Copy every line that holds "source".

(DATA LISTING):
● ● ●
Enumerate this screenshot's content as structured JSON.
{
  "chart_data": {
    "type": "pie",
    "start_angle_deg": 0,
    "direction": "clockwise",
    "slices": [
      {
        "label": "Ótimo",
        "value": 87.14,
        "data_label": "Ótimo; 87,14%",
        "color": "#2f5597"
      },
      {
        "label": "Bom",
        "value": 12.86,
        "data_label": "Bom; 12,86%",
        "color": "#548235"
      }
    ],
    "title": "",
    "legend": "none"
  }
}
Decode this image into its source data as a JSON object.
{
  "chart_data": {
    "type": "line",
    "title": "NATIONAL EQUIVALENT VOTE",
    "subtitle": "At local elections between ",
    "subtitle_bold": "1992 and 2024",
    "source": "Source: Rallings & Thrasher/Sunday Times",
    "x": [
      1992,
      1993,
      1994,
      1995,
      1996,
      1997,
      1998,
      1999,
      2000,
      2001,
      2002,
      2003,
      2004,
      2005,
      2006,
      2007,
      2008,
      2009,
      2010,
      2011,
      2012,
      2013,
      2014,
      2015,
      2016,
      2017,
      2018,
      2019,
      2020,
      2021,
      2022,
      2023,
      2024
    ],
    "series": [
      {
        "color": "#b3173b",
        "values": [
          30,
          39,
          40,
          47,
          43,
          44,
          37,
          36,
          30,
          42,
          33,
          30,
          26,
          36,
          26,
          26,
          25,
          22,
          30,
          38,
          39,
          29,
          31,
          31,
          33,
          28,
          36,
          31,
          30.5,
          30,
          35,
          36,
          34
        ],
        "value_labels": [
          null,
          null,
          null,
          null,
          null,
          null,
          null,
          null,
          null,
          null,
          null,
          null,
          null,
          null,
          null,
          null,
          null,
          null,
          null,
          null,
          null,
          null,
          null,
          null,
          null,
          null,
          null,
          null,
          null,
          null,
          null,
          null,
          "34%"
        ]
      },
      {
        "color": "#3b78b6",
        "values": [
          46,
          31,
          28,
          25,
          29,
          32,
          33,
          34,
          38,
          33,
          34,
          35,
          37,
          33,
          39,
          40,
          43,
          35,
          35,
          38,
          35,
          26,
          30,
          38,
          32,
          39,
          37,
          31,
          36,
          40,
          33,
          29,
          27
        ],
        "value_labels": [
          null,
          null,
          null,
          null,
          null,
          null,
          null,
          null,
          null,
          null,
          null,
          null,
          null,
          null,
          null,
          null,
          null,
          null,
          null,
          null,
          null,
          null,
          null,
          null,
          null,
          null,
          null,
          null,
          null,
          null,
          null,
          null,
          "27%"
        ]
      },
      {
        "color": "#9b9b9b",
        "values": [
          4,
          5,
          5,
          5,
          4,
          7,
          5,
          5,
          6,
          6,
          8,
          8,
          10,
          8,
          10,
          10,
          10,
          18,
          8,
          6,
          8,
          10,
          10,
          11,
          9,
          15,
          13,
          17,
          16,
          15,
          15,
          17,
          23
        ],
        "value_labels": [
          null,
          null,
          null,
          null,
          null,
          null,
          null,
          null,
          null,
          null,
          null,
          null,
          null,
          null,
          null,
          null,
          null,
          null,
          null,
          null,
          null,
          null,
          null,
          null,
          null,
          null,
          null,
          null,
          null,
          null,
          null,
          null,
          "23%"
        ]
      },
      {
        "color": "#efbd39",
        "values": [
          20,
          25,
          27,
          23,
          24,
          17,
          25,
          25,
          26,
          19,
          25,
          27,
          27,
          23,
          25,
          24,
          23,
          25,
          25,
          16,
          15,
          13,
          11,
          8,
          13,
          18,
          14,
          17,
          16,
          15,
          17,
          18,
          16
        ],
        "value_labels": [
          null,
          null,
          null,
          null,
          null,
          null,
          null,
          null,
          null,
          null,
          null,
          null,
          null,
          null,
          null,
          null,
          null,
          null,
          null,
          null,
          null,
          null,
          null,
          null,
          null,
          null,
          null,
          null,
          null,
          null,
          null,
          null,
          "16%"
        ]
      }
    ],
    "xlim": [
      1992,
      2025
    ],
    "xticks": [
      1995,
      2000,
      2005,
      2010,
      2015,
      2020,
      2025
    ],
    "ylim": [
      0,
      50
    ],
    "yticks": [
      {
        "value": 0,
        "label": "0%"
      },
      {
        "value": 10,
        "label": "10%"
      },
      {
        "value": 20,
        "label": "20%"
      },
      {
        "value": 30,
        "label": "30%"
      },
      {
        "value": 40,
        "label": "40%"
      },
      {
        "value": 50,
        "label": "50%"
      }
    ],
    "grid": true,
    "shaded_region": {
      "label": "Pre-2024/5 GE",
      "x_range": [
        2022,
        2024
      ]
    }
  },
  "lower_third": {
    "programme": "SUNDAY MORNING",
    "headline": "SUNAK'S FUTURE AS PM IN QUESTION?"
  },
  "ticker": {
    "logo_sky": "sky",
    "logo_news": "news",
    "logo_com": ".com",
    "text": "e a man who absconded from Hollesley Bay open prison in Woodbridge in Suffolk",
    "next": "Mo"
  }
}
● ● ●
(SOLUTION BELOW):
Decode this image into its source data as a JSON object.
    "source": "Source: Rallings & Thrasher/Sunday Times",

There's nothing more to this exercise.